- **Exercise task**: Note each line of the listing that contains the string "viên", and copy it.

- **Input records**:
——————

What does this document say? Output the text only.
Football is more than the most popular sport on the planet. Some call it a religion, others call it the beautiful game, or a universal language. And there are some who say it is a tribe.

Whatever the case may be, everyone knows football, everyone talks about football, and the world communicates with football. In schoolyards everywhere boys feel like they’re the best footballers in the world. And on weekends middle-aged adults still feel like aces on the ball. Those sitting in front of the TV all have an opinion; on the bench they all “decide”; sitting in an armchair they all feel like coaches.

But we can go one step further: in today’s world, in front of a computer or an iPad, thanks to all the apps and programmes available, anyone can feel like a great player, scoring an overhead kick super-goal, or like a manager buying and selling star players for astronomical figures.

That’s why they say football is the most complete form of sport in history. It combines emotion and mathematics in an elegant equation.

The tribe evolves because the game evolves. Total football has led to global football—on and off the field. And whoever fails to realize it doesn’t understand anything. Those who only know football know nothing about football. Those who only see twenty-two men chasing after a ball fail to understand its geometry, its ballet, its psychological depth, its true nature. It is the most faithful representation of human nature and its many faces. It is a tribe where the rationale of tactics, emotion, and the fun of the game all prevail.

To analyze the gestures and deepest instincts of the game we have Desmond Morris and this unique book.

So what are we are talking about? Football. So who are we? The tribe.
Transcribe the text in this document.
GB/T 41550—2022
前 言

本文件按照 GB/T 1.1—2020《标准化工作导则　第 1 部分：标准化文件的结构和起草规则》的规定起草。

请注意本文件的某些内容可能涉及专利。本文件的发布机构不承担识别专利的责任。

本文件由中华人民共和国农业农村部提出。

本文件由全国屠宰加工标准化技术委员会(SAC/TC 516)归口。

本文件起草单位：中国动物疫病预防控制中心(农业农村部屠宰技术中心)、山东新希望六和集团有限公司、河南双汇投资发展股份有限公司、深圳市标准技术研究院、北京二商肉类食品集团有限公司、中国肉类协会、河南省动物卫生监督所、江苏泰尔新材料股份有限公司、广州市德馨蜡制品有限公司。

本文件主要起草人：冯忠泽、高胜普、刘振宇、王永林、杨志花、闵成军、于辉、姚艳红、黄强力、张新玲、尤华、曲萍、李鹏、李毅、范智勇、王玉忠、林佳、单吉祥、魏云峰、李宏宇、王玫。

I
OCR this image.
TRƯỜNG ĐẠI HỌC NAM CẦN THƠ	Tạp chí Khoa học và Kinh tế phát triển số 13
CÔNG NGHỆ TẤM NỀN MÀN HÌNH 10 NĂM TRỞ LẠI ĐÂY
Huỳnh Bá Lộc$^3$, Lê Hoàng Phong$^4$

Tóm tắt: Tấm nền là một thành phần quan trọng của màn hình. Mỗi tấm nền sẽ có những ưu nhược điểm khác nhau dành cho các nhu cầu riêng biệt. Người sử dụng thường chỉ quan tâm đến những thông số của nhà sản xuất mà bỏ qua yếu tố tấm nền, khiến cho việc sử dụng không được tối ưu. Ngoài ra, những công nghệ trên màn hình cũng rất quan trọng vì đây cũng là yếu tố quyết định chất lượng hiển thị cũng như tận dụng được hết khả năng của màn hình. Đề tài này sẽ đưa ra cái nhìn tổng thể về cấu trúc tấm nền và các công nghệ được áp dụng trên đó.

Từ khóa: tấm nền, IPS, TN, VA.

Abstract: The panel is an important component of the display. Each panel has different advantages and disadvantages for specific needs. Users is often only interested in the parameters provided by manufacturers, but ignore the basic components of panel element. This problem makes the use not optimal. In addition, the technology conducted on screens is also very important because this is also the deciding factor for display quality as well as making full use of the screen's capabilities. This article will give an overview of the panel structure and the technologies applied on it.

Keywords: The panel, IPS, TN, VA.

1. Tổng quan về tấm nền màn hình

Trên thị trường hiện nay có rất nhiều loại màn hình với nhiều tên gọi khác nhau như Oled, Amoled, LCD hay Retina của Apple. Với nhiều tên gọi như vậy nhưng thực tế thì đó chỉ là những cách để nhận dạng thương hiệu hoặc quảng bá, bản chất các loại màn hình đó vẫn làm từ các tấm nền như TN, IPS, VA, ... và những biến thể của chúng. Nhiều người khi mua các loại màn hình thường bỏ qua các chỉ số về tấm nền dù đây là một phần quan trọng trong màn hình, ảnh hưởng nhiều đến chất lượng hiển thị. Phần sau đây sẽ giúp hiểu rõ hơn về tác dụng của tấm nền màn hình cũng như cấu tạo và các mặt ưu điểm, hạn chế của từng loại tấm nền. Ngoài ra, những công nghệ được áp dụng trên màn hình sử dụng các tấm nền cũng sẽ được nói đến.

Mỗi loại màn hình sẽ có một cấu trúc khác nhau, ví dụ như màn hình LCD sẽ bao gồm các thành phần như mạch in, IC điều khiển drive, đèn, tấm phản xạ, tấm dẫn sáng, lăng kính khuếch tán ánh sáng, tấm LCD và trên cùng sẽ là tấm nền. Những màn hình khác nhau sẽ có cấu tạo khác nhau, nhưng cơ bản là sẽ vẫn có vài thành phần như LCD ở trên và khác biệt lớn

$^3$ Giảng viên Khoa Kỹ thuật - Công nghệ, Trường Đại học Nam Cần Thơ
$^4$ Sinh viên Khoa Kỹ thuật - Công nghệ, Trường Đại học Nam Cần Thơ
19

——————

- **Full response**:
$^3$ Giảng viên Khoa Kỹ thuật - Công nghệ, Trường Đại học Nam Cần Thơ
$^4$ Sinh viên Khoa Kỹ thuật - Công nghệ, Trường Đại học Nam Cần Thơ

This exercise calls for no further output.